> _WHAT IS ASKED_: Write out all of the entries exactly as given.

> _INFORMATION GIVEN_:

** BEGIN **

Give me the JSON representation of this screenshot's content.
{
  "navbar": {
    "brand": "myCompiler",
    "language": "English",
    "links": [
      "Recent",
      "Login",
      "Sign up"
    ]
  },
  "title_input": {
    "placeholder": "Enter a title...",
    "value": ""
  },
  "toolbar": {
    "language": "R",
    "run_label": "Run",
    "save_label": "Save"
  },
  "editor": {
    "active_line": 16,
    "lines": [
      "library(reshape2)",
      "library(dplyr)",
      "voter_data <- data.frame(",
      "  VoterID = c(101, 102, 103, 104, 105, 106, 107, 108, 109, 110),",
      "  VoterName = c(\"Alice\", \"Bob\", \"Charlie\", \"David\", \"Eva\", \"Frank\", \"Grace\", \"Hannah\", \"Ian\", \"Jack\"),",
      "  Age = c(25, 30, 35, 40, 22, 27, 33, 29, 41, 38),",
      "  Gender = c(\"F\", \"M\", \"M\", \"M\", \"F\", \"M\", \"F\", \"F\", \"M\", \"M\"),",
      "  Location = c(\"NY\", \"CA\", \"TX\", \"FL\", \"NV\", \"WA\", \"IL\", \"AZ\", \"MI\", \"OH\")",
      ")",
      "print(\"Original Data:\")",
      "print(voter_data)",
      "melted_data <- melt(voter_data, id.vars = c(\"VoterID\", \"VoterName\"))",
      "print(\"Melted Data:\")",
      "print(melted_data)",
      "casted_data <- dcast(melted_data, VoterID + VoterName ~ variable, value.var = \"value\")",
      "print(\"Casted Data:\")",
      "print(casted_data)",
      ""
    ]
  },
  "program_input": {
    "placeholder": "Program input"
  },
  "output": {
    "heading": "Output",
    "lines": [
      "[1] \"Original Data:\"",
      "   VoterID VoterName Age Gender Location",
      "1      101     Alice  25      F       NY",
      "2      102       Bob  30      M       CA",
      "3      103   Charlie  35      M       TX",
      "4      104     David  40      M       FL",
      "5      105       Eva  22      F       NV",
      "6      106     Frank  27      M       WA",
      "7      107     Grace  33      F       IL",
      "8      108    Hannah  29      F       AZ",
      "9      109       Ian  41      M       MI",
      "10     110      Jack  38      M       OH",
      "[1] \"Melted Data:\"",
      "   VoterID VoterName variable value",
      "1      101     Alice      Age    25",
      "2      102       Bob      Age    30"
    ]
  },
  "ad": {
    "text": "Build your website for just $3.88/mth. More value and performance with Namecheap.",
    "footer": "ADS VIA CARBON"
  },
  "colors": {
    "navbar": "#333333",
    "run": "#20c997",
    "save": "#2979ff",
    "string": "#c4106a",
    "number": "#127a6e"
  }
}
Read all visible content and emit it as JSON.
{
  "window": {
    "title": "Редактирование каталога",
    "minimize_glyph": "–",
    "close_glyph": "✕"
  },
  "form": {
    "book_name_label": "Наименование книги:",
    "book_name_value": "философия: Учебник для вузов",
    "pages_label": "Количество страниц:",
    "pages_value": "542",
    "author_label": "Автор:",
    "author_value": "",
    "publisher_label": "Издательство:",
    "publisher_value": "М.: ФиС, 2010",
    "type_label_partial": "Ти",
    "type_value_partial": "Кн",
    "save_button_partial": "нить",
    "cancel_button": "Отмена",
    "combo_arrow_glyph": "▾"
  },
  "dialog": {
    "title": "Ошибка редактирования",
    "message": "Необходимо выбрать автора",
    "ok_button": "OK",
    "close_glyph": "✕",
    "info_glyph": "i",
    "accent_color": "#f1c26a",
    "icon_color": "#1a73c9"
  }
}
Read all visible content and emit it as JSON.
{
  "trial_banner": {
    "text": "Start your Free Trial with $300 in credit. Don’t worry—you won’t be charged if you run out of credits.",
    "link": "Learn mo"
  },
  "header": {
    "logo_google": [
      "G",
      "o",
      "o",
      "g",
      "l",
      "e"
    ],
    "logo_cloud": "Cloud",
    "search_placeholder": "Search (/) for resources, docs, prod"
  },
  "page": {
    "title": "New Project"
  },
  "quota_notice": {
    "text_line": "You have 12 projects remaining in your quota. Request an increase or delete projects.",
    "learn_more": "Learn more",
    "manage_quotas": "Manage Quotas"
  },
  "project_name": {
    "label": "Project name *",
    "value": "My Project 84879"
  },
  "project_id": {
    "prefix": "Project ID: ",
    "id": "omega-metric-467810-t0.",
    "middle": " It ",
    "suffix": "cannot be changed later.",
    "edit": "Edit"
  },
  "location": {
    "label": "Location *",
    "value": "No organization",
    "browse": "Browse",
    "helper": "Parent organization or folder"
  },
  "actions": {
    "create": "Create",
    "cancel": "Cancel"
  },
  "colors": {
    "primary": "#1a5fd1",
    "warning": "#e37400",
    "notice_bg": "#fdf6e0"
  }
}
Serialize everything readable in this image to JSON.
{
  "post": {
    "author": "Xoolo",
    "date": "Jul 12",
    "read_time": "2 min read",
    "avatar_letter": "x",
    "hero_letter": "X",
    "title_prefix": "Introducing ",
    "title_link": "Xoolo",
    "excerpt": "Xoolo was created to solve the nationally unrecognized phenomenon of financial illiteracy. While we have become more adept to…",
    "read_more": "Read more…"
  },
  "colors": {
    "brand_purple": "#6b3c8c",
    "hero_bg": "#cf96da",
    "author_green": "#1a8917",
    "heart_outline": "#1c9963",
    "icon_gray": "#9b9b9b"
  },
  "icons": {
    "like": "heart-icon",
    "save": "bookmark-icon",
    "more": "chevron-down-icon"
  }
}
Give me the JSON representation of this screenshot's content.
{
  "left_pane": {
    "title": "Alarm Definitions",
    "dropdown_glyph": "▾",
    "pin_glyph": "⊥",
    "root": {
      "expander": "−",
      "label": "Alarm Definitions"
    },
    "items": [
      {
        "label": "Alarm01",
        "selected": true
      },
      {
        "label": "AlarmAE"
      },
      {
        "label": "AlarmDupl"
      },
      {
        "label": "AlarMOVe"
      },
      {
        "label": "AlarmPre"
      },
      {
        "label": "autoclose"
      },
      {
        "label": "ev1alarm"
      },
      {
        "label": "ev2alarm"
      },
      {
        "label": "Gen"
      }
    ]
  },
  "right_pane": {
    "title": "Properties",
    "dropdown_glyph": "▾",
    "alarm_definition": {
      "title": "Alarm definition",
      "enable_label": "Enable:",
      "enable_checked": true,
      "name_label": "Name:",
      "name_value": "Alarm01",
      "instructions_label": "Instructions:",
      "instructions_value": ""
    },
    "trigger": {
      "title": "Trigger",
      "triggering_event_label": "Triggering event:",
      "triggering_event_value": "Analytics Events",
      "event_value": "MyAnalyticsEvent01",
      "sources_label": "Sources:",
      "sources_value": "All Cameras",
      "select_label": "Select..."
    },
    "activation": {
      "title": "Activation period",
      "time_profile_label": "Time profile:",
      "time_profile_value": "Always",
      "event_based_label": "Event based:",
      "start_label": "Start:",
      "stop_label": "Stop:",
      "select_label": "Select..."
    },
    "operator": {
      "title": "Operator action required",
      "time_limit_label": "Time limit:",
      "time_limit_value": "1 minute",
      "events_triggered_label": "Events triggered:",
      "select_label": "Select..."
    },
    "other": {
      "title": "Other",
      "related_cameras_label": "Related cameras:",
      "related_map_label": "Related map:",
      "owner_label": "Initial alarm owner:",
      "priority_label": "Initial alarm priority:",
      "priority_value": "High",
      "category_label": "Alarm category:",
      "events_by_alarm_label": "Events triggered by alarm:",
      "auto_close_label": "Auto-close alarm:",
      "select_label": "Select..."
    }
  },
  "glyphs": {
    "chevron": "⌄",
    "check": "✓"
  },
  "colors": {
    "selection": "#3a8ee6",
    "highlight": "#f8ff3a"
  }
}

** END **

> _EXPECTED OUTPUT_:
Give me the JSON representation of this screenshot's content.
{
  "navbar": {
    "brand": "myCompiler",
    "language": "English",
    "links": [
      "Recent",
      "Login",
      "Sign up"
    ]
  },
  "title_input": {
    "placeholder": "Enter a title...",
    "value": ""
  },
  "toolbar": {
    "language": "R",
    "run_label": "Run",
    "save_label": "Save"
  },
  "editor": {
    "active_line": 16,
    "lines": [
      "library(reshape2)",
      "library(dplyr)",
      "voter_data <- data.frame(",
      "  VoterID = c(101, 102, 103, 104, 105, 106, 107, 108, 109, 110),",
      "  VoterName = c(\"Alice\", \"Bob\", \"Charlie\", \"David\", \"Eva\", \"Frank\", \"Grace\", \"Hannah\", \"Ian\", \"Jack\"),",
      "  Age = c(25, 30, 35, 40, 22, 27, 33, 29, 41, 38),",
      "  Gender = c(\"F\", \"M\", \"M\", \"M\", \"F\", \"M\", \"F\", \"F\", \"M\", \"M\"),",
      "  Location = c(\"NY\", \"CA\", \"TX\", \"FL\", \"NV\", \"WA\", \"IL\", \"AZ\", \"MI\", \"OH\")",
      ")",
      "print(\"Original Data:\")",
      "print(voter_data)",
      "melted_data <- melt(voter_data, id.vars = c(\"VoterID\", \"VoterName\"))",
      "print(\"Melted Data:\")",
      "print(melted_data)",
      "casted_data <- dcast(melted_data, VoterID + VoterName ~ variable, value.var = \"value\")",
      "print(\"Casted Data:\")",
      "print(casted_data)",
      ""
    ]
  },
  "program_input": {
    "placeholder": "Program input"
  },
  "output": {
    "heading": "Output",
    "lines": [
      "[1] \"Original Data:\"",
      "   VoterID VoterName Age Gender Location",
      "1      101     Alice  25      F       NY",
      "2      102       Bob  30      M       CA",
      "3      103   Charlie  35      M       TX",
      "4      104     David  40      M       FL",
      "5      105       Eva  22      F       NV",
      "6      106     Frank  27      M       WA",
      "7      107     Grace  33      F       IL",
      "8      108    Hannah  29      F       AZ",
      "9      109       Ian  41      M       MI",
      "10     110      Jack  38      M       OH",
      "[1] \"Melted Data:\"",
      "   VoterID VoterName variable value",
      "1      101     Alice      Age    25",
      "2      102       Bob      Age    30"
    ]
  },
  "ad": {
    "text": "Build your website for just $3.88/mth. More value and performance with Namecheap.",
    "footer": "ADS VIA CARBON"
  },
  "colors": {
    "navbar": "#333333",
    "run": "#20c997",
    "save": "#2979ff",
    "string": "#c4106a",
    "number": "#127a6e"
  }
}
Read all visible content and emit it as JSON.
{
  "window": {
    "title": "Редактирование каталога",
    "minimize_glyph": "–",
    "close_glyph": "✕"
  },
  "form": {
    "book_name_label": "Наименование книги:",
    "book_name_value": "философия: Учебник для вузов",
    "pages_label": "Количество страниц:",
    "pages_value": "542",
    "author_label": "Автор:",
    "author_value": "",
    "publisher_label": "Издательство:",
    "publisher_value": "М.: ФиС, 2010",
    "type_label_partial": "Ти",
    "type_value_partial": "Кн",
    "save_button_partial": "нить",
    "cancel_button": "Отмена",
    "combo_arrow_glyph": "▾"
  },
  "dialog": {
    "title": "Ошибка редактирования",
    "message": "Необходимо выбрать автора",
    "ok_button": "OK",
    "close_glyph": "✕",
    "info_glyph": "i",
    "accent_color": "#f1c26a",
    "icon_color": "#1a73c9"
  }
}
Read all visible content and emit it as JSON.
{
  "trial_banner": {
    "text": "Start your Free Trial with $300 in credit. Don’t worry—you won’t be charged if you run out of credits.",
    "link": "Learn mo"
  },
  "header": {
    "logo_google": [
      "G",
      "o",
      "o",
      "g",
      "l",
      "e"
    ],
    "logo_cloud": "Cloud",
    "search_placeholder": "Search (/) for resources, docs, prod"
  },
  "page": {
    "title": "New Project"
  },
  "quota_notice": {
    "text_line": "You have 12 projects remaining in your quota. Request an increase or delete projects.",
    "learn_more": "Learn more",
    "manage_quotas": "Manage Quotas"
  },
  "project_name": {
    "label": "Project name *",
    "value": "My Project 84879"
  },
  "project_id": {
    "prefix": "Project ID: ",
    "id": "omega-metric-467810-t0.",
    "middle": " It ",
    "suffix": "cannot be changed later.",
    "edit": "Edit"
  },
  "location": {
    "label": "Location *",
    "value": "No organization",
    "browse": "Browse",
    "helper": "Parent organization or folder"
  },
  "actions": {
    "create": "Create",
    "cancel": "Cancel"
  },
  "colors": {
    "primary": "#1a5fd1",
    "warning": "#e37400",
    "notice_bg": "#fdf6e0"
  }
}
Serialize everything readable in this image to JSON.
{
  "post": {
    "author": "Xoolo",
    "date": "Jul 12",
    "read_time": "2 min read",
    "avatar_letter": "x",
    "hero_letter": "X",
    "title_prefix": "Introducing ",
    "title_link": "Xoolo",
    "excerpt": "Xoolo was created to solve the nationally unrecognized phenomenon of financial illiteracy. While we have become more adept to…",
    "read_more": "Read more…"
  },
  "colors": {
    "brand_purple": "#6b3c8c",
    "hero_bg": "#cf96da",
    "author_green": "#1a8917",
    "heart_outline": "#1c9963",
    "icon_gray": "#9b9b9b"
  },
  "icons": {
    "like": "heart-icon",
    "save": "bookmark-icon",
    "more": "chevron-down-icon"
  }
}
Give me the JSON representation of this screenshot's content.
{
  "left_pane": {
    "title": "Alarm Definitions",
    "dropdown_glyph": "▾",
    "pin_glyph": "⊥",
    "root": {
      "expander": "−",
      "label": "Alarm Definitions"
    },
    "items": [
      {
        "label": "Alarm01",
        "selected": true
      },
      {
        "label": "AlarmAE"
      },
      {
        "label": "AlarmDupl"
      },
      {
        "label": "AlarMOVe"
      },
      {
        "label": "AlarmPre"
      },
      {
        "label": "autoclose"
      },
      {
        "label": "ev1alarm"
      },
      {
        "label": "ev2alarm"
      },
      {
        "label": "Gen"
      }
    ]
  },
  "right_pane": {
    "title": "Properties",
    "dropdown_glyph": "▾",
    "alarm_definition": {
      "title": "Alarm definition",
      "enable_label": "Enable:",
      "enable_checked": true,
      "name_label": "Name:",
      "name_value": "Alarm01",
      "instructions_label": "Instructions:",
      "instructions_value": ""
    },
    "trigger": {
      "title": "Trigger",
      "triggering_event_label": "Triggering event:",
      "triggering_event_value": "Analytics Events",
      "event_value": "MyAnalyticsEvent01",
      "sources_label": "Sources:",
      "sources_value": "All Cameras",
      "select_label": "Select..."
    },
    "activation": {
      "title": "Activation period",
      "time_profile_label": "Time profile:",
      "time_profile_value": "Always",
      "event_based_label": "Event based:",
      "start_label": "Start:",
      "stop_label": "Stop:",
      "select_label": "Select..."
    },
    "operator": {
      "title": "Operator action required",
      "time_limit_label": "Time limit:",
      "time_limit_value": "1 minute",
      "events_triggered_label": "Events triggered:",
      "select_label": "Select..."
    },
    "other": {
      "title": "Other",
      "related_cameras_label": "Related cameras:",
      "related_map_label": "Related map:",
      "owner_label": "Initial alarm owner:",
      "priority_label": "Initial alarm priority:",
      "priority_value": "High",
      "category_label": "Alarm category:",
      "events_by_alarm_label": "Events triggered by alarm:",
      "auto_close_label": "Auto-close alarm:",
      "select_label": "Select..."
    }
  },
  "glyphs": {
    "chevron": "⌄",
    "check": "✓"
  },
  "colors": {
    "selection": "#3a8ee6",
    "highlight": "#f8ff3a"
  }
}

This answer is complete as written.